**EXERCISE TASK:** In the listing below, locate the lines that hold the string "this". Copy those lines.

**RECORDS SHOWN:**
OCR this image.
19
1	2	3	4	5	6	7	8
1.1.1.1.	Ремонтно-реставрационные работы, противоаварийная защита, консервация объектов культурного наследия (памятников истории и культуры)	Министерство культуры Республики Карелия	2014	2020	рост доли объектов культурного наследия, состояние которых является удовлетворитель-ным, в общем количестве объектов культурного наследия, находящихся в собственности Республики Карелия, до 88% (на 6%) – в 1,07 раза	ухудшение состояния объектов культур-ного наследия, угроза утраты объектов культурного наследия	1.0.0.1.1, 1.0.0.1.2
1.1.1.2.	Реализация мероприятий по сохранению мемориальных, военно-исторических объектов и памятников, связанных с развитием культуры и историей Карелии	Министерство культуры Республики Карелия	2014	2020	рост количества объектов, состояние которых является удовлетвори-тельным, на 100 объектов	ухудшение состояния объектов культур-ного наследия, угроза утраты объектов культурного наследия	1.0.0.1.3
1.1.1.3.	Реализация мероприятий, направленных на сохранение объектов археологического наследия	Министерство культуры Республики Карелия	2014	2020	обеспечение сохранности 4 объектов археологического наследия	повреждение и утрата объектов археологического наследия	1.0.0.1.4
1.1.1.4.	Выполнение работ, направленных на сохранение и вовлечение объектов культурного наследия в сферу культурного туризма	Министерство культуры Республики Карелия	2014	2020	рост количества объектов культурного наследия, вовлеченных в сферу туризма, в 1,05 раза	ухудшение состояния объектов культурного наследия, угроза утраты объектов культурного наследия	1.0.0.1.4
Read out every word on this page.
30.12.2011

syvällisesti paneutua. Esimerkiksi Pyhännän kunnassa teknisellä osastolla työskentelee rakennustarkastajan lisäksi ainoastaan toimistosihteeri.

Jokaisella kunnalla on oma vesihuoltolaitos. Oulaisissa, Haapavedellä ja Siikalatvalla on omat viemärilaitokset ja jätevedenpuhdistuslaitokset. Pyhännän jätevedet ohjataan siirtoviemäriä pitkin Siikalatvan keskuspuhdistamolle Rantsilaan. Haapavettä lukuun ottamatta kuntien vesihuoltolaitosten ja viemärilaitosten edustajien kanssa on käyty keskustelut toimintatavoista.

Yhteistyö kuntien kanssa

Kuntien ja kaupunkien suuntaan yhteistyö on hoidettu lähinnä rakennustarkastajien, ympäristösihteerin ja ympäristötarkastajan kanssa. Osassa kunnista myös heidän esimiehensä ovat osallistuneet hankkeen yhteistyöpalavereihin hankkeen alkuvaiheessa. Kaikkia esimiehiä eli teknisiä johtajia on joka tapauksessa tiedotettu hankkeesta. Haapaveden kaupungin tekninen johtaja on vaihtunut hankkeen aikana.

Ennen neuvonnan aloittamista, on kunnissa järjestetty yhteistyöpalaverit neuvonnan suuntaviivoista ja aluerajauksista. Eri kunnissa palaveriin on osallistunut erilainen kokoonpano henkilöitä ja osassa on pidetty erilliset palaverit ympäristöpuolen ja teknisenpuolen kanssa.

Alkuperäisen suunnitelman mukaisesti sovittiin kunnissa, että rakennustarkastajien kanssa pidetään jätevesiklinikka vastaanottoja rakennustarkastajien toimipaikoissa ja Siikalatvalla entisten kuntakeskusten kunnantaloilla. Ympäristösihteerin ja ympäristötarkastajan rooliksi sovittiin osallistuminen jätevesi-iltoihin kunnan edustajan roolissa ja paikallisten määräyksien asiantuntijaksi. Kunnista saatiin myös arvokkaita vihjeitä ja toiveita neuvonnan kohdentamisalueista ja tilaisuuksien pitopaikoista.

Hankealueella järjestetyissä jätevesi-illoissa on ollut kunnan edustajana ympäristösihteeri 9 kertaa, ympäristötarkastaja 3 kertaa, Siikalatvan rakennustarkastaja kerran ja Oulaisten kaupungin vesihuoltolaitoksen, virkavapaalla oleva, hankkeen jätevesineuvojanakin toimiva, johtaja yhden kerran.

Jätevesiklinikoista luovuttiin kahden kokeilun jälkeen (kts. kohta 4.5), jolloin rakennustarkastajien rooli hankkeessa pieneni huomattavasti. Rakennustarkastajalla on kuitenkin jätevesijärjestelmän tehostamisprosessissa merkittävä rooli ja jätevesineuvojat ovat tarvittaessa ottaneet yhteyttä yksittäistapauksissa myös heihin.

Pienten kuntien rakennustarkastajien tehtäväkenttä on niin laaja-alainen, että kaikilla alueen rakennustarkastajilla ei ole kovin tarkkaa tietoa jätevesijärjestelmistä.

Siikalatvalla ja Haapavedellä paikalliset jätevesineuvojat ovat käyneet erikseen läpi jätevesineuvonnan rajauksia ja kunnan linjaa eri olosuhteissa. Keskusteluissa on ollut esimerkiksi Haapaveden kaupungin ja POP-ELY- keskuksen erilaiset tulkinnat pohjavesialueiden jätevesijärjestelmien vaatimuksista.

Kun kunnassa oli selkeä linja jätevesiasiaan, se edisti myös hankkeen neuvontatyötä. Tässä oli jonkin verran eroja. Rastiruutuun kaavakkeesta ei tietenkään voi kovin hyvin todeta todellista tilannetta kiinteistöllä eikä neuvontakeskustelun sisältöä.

**OUTPUT BELOW:**
OCR this image.
Read out every word on this page.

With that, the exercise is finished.